## PROBLEM DESCRIPTION
Transcribe all of the material exactly.

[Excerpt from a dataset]
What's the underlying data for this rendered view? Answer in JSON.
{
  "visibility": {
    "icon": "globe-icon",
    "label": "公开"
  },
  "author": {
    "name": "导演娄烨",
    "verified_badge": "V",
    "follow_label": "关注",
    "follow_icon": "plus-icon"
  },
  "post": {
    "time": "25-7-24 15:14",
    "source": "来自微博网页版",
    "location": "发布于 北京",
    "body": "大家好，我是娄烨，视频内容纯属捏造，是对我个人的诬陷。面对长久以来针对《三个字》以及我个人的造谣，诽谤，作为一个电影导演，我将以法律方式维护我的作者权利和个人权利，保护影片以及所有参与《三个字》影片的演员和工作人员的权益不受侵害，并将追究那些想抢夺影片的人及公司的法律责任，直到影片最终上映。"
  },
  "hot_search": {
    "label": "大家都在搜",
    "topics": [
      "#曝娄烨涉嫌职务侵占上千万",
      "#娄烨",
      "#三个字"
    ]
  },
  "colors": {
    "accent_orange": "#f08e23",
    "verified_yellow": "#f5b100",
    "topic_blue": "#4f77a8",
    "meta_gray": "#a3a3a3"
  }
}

## RESULT OF THE TASK
What's the underlying data for this rendered view? Answer in JSON.
{
  "visibility": {
    "icon": "globe-icon",
    "label": "公开"
  },
  "author": {
    "name": "导演娄烨",
    "verified_badge": "V",
    "follow_label": "关注",
    "follow_icon": "plus-icon"
  },
  "post": {
    "time": "25-7-24 15:14",
    "source": "来自微博网页版",
    "location": "发布于 北京",
    "body": "大家好，我是娄烨，视频内容纯属捏造，是对我个人的诬陷。面对长久以来针对《三个字》以及我个人的造谣，诽谤，作为一个电影导演，我将以法律方式维护我的作者权利和个人权利，保护影片以及所有参与《三个字》影片的演员和工作人员的权益不受侵害，并将追究那些想抢夺影片的人及公司的法律责任，直到影片最终上映。"
  },
  "hot_search": {
    "label": "大家都在搜",
    "topics": [
      "#曝娄烨涉嫌职务侵占上千万",
      "#娄烨",
      "#三个字"
    ]
  },
  "colors": {
    "accent_orange": "#f08e23",
    "verified_yellow": "#f5b100",
    "topic_blue": "#4f77a8",
    "meta_gray": "#a3a3a3"
  }
}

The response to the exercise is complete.